» WRITTEN REQUEST
Find the string "LIME" in the records. Copy every line it appears in.

» ENTRIES
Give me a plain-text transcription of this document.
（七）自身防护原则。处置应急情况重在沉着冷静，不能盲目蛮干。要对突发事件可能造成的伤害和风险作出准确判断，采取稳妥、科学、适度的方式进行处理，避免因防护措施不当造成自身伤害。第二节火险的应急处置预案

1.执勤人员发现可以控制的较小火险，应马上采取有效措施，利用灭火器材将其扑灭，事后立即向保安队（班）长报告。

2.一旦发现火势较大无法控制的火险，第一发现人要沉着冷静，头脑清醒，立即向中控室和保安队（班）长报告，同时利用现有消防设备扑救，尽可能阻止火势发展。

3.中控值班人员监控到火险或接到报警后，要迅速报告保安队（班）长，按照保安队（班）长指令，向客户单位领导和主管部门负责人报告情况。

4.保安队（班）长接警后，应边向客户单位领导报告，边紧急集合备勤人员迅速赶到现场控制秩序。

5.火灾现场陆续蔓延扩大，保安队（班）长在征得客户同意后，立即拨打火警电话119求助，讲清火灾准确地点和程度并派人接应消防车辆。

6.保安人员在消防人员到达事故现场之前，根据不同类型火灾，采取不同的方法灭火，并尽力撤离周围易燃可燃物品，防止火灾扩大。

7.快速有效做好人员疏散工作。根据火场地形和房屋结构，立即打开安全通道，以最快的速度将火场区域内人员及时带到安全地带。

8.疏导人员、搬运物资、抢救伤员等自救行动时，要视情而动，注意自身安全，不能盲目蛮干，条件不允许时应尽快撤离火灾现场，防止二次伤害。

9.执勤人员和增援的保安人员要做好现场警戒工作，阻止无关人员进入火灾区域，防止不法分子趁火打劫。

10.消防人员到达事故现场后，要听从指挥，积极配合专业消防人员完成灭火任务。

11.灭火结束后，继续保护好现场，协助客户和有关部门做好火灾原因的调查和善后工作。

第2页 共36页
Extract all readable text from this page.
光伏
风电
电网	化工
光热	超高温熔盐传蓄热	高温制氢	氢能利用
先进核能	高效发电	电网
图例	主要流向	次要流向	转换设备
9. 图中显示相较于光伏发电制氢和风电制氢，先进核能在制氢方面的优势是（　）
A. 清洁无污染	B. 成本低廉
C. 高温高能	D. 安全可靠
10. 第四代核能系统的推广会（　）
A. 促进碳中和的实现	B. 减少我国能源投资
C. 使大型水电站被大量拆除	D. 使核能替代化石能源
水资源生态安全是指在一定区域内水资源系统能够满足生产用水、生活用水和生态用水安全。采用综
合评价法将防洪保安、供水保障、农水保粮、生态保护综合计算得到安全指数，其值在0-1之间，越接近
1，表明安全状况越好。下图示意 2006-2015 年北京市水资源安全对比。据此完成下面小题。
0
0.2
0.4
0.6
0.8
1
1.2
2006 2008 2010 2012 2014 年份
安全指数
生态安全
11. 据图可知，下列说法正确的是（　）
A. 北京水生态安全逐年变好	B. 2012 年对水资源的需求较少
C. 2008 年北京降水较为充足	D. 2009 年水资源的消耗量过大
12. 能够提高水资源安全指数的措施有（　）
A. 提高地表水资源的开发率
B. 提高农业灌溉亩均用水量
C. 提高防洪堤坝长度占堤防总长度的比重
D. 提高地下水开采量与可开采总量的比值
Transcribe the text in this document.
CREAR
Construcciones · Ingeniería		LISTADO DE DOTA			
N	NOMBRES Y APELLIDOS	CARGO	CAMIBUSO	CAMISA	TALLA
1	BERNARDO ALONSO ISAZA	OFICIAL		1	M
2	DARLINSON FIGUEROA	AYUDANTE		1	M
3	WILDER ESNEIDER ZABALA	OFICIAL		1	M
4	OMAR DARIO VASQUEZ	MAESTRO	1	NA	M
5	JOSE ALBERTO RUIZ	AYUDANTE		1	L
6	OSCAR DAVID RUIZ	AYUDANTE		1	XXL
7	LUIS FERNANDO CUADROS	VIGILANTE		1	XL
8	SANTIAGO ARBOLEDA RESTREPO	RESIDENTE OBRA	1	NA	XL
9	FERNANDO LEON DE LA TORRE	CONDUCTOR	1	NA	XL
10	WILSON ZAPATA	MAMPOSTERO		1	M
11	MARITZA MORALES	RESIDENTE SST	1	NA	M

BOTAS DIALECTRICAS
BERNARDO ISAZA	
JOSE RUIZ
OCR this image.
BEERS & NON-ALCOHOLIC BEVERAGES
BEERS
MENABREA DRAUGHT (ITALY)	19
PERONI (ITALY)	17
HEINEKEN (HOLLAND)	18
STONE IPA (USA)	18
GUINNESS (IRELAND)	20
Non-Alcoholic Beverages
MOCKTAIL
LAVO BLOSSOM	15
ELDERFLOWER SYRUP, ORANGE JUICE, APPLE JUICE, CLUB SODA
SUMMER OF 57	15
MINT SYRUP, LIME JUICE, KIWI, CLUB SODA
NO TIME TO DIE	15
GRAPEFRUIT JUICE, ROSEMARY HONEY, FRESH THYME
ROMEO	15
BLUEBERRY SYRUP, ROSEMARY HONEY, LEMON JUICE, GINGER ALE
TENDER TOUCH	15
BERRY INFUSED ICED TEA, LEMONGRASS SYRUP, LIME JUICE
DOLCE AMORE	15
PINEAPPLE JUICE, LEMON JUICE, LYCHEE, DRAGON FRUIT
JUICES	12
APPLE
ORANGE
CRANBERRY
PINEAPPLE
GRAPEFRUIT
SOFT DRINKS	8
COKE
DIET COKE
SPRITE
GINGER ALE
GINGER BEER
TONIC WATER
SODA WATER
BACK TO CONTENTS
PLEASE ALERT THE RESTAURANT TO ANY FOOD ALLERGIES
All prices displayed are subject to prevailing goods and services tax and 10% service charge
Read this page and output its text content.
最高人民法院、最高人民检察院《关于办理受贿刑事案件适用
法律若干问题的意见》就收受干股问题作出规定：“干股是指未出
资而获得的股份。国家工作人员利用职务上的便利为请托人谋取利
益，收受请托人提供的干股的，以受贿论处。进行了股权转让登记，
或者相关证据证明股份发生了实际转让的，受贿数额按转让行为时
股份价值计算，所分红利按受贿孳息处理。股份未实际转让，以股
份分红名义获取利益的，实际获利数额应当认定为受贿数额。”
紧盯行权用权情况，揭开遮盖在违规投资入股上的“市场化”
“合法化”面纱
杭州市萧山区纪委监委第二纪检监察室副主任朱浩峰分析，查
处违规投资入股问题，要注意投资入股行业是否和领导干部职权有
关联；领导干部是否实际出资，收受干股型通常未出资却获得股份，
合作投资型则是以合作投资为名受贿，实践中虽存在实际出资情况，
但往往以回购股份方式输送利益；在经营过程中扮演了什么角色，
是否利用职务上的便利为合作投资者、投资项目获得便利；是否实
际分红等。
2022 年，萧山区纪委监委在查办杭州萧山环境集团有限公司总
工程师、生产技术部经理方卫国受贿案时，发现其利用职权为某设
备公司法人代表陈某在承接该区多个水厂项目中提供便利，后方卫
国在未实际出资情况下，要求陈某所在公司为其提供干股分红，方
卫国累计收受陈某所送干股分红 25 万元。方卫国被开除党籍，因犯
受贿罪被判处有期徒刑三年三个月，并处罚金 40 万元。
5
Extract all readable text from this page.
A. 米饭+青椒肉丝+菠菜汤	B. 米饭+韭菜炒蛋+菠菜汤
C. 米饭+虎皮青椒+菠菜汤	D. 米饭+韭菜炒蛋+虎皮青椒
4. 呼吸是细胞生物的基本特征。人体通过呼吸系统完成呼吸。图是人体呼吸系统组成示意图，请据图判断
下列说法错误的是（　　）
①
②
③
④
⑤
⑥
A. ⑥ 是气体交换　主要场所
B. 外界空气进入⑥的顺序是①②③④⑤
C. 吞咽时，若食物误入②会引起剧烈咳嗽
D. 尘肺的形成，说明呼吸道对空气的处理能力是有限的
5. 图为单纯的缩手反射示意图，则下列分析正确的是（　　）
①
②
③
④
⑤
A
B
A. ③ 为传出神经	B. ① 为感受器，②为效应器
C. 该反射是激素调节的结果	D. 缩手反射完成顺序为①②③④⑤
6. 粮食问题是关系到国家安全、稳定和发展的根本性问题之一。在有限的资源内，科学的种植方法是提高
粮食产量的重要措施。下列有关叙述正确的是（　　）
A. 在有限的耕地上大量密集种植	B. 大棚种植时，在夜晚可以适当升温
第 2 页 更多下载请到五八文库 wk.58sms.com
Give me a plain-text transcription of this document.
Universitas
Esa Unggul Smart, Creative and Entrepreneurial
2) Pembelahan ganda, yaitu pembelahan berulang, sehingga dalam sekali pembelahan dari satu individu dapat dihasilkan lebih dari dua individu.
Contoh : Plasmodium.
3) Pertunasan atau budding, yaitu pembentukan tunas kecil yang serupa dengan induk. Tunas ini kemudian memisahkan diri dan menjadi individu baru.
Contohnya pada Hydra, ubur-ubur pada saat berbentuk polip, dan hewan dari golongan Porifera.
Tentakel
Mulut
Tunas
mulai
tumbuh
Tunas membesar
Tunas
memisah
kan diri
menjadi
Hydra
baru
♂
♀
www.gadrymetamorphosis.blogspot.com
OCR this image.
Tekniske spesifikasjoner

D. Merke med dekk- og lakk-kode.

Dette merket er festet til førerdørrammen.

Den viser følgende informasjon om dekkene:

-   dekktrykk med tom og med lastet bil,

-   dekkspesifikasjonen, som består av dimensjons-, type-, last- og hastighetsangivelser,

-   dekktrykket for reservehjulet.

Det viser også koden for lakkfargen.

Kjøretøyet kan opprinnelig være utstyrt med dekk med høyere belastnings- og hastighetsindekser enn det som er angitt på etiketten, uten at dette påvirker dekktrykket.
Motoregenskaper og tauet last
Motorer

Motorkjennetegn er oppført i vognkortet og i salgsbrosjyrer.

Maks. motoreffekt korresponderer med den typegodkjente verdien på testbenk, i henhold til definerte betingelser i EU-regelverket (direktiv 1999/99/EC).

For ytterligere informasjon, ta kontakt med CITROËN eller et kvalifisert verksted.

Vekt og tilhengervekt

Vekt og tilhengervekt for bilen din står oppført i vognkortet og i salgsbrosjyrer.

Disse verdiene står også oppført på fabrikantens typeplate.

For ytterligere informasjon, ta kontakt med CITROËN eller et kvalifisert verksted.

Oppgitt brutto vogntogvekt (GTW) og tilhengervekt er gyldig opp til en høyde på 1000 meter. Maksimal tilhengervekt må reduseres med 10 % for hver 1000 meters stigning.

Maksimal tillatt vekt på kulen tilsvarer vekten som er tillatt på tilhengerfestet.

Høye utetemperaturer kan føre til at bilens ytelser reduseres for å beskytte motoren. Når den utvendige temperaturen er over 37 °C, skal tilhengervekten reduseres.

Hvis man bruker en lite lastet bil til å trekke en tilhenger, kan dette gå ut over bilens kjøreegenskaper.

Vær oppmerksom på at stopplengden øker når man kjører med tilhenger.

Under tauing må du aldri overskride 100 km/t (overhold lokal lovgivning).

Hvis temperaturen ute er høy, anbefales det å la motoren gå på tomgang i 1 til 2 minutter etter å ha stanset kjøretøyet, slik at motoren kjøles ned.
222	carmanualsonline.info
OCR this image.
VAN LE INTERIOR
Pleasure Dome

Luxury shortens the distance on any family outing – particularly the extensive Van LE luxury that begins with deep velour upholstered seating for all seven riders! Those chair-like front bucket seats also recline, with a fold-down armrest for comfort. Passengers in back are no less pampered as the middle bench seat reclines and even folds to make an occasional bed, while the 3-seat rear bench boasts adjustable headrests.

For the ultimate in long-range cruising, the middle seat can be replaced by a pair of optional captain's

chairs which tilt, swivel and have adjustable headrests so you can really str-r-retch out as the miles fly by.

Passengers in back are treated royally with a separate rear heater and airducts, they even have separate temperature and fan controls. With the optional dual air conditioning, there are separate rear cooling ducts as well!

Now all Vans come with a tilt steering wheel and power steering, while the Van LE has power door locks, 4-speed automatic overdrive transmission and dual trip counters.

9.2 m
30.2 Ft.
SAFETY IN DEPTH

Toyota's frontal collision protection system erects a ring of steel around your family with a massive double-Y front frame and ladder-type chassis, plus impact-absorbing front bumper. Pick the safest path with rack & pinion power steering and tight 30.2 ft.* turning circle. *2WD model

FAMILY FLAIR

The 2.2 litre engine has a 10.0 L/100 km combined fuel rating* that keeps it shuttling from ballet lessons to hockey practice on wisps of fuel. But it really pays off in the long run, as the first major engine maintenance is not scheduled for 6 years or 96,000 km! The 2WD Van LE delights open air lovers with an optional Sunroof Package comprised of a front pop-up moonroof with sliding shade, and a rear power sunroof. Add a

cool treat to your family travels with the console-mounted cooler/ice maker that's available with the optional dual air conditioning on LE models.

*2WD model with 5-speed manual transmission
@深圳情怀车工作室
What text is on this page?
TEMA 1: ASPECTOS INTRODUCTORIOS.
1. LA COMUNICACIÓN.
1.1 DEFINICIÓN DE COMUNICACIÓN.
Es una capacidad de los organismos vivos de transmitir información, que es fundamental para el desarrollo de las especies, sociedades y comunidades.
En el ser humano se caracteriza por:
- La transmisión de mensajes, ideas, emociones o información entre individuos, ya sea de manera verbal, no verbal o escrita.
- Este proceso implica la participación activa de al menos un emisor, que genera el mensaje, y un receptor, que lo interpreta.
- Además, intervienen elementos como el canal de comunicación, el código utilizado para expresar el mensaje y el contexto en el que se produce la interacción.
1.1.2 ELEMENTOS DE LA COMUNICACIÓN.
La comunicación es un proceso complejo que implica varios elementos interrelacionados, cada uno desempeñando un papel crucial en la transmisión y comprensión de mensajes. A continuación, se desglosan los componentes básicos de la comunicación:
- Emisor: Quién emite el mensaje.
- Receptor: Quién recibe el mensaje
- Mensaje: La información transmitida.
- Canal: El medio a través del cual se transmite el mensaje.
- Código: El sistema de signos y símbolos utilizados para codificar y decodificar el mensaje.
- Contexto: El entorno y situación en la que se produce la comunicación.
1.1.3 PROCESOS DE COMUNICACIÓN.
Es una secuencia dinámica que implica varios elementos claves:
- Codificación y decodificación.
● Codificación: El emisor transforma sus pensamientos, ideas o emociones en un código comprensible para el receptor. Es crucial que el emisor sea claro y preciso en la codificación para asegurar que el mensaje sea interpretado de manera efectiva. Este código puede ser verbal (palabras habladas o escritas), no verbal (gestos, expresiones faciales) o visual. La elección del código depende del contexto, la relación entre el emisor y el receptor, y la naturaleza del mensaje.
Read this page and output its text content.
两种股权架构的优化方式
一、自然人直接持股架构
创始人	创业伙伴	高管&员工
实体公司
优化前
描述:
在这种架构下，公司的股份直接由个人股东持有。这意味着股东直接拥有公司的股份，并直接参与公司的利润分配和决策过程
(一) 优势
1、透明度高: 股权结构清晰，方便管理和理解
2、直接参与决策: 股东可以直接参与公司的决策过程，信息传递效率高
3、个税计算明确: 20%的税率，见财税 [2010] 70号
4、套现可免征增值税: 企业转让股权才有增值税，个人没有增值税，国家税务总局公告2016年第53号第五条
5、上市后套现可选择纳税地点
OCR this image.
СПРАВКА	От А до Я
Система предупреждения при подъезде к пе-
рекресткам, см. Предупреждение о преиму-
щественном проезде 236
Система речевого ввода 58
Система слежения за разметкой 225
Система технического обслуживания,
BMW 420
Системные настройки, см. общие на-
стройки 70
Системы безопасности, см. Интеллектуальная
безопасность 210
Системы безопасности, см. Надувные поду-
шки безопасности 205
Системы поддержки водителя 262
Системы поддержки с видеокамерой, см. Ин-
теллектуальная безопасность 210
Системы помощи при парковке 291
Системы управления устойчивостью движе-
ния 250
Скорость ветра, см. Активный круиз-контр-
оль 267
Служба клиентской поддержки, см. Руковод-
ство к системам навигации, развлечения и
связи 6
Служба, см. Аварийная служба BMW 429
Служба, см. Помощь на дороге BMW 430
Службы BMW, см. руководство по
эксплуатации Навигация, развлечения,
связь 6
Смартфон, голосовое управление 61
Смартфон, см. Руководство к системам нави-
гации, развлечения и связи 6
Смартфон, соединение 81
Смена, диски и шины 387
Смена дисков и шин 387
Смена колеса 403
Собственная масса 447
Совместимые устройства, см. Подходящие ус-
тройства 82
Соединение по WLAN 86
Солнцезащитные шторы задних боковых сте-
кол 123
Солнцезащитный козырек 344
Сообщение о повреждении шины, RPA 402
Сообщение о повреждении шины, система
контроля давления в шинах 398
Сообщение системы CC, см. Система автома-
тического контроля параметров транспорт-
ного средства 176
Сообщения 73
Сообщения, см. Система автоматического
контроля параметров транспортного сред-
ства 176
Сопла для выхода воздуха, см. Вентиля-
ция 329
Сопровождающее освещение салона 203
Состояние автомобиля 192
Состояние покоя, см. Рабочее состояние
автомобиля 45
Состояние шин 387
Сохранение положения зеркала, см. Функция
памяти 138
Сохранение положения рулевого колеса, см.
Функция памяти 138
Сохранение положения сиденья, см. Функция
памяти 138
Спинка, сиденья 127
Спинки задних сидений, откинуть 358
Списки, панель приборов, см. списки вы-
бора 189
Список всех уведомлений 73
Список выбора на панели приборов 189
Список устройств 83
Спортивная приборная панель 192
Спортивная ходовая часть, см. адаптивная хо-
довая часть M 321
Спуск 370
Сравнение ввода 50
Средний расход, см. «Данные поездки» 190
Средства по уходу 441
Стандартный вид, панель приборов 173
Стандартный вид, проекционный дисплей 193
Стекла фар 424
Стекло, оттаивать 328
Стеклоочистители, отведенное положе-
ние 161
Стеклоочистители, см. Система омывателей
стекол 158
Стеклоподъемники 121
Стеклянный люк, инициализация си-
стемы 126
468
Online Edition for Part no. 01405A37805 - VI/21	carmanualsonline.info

» IN RESPONSE
MINT SYRUP, LIME JUICE, KIWI, CLUB SODA
BERRY INFUSED ICED TEA, LEMONGRASS SYRUP, LIME JUICE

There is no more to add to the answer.